#### INPUT DATA
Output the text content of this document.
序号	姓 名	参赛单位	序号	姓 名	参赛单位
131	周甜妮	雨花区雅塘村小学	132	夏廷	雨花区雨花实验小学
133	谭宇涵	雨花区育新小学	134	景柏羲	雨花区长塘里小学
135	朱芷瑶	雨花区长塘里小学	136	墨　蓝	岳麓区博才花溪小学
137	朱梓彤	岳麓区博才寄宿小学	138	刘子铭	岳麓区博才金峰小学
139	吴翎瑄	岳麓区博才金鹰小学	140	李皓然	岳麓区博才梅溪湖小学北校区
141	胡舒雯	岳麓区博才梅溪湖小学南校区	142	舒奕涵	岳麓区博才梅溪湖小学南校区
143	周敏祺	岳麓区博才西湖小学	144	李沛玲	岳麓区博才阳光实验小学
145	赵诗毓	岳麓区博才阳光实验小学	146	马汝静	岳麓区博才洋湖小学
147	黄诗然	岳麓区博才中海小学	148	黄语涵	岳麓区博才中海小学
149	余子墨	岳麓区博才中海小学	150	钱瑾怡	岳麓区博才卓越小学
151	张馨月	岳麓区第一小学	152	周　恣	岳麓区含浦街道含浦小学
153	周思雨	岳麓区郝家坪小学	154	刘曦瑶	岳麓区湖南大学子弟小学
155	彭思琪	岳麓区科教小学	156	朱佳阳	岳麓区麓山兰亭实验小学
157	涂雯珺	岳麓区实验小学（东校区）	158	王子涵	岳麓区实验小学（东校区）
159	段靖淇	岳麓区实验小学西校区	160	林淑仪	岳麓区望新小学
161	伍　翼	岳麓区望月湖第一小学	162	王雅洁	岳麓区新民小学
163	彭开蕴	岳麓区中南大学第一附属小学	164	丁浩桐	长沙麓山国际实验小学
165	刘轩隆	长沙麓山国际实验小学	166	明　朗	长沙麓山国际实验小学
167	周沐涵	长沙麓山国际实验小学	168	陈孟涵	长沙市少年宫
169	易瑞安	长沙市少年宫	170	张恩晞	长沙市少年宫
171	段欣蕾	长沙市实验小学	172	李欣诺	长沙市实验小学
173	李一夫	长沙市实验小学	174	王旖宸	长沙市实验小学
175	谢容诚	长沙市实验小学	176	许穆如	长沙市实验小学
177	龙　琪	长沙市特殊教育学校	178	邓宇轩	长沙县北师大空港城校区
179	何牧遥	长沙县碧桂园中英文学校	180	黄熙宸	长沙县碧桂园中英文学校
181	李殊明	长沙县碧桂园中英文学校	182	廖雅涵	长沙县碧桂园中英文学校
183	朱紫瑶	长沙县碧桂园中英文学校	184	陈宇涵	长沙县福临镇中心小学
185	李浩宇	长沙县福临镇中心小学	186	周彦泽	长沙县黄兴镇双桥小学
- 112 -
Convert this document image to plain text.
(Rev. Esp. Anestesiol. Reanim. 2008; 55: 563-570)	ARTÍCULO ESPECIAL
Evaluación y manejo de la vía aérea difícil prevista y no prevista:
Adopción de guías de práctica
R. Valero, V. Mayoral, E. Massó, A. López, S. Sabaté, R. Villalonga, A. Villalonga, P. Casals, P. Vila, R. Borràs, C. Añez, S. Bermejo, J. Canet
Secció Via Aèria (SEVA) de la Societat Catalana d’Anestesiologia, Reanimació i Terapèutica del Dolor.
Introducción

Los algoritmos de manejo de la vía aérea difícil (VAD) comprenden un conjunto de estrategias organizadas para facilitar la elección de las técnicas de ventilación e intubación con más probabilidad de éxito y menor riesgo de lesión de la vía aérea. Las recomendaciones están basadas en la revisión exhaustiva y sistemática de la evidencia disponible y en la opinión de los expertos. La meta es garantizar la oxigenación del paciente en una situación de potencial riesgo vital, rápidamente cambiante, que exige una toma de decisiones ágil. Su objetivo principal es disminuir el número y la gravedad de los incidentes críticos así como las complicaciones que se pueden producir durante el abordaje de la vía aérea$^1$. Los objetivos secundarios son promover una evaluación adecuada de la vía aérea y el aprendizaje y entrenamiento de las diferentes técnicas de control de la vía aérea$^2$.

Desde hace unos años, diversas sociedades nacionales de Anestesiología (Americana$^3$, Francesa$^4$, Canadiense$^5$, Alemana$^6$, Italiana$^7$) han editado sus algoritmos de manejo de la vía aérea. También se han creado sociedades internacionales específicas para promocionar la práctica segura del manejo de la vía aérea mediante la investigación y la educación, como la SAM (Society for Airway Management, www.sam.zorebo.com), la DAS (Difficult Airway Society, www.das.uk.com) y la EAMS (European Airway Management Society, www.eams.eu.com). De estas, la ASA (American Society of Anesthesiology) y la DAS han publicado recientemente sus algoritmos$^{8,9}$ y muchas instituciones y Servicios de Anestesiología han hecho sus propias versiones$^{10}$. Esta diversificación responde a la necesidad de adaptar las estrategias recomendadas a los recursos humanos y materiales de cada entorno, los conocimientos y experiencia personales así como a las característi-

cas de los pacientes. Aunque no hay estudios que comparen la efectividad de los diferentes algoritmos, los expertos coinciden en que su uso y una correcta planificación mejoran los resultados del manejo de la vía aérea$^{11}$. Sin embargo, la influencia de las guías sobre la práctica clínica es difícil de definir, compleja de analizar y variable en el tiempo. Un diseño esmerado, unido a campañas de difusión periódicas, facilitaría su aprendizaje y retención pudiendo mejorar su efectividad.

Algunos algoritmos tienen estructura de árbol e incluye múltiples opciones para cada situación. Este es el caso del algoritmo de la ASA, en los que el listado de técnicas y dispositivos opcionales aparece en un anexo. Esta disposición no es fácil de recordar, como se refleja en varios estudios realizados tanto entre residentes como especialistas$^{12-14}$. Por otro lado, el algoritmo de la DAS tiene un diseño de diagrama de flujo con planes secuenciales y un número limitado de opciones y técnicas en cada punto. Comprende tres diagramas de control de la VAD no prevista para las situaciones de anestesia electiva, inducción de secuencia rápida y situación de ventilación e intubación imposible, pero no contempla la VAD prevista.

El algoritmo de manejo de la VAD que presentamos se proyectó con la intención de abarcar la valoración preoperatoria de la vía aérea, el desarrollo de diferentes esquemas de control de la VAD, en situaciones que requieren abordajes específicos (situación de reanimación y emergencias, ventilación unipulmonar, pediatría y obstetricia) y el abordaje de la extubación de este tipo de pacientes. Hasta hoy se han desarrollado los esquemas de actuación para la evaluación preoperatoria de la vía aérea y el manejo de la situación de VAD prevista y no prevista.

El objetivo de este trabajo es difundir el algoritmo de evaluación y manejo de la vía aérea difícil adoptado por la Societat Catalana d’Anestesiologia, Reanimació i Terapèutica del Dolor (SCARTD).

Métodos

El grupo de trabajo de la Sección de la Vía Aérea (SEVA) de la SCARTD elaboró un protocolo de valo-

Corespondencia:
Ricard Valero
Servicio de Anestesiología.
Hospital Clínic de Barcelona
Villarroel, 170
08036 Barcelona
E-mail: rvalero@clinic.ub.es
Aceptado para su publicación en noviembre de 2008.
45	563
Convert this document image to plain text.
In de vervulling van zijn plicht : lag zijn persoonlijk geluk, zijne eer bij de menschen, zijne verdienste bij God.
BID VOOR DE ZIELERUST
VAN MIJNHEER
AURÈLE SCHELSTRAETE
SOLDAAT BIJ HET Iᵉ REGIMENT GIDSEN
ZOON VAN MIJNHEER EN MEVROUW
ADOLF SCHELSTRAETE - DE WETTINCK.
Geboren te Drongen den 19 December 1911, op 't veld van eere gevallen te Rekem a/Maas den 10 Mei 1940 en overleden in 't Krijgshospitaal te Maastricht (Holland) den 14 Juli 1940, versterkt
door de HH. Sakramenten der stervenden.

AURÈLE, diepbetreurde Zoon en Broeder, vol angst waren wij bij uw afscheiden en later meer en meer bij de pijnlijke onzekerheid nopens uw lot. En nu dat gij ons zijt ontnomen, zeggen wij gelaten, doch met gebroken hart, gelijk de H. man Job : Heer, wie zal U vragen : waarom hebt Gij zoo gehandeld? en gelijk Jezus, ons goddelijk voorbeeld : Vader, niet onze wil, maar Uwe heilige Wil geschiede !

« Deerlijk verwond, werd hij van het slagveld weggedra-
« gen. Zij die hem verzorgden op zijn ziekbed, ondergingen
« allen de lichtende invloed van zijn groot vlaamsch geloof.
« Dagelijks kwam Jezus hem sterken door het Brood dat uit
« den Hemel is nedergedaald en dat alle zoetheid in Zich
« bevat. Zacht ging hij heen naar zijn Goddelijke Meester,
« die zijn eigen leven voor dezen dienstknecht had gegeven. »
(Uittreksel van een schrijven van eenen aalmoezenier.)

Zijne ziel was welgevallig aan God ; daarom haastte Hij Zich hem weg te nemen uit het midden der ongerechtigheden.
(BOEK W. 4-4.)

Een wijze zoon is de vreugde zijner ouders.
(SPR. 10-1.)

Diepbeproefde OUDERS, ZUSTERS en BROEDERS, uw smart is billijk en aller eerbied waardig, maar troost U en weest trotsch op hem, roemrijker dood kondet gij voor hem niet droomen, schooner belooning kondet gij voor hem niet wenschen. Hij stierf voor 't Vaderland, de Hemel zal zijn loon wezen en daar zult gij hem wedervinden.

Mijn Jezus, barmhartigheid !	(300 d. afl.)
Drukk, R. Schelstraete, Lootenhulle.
########
- _BRIEF_:
Show all lines from the data above in which the word "Societat" appears.

- _EXERCISE SOLUTION_:
Secció Via Aèria (SEVA) de la Societat Catalana d’Anestesiologia, Reanimació i Terapèutica del Dolor.
El objetivo de este trabajo es difundir el algoritmo de evaluación y manejo de la vía aérea difícil adoptado por la Societat Catalana d’Anestesiologia, Reanimació i Terapèutica del Dolor (SCARTD).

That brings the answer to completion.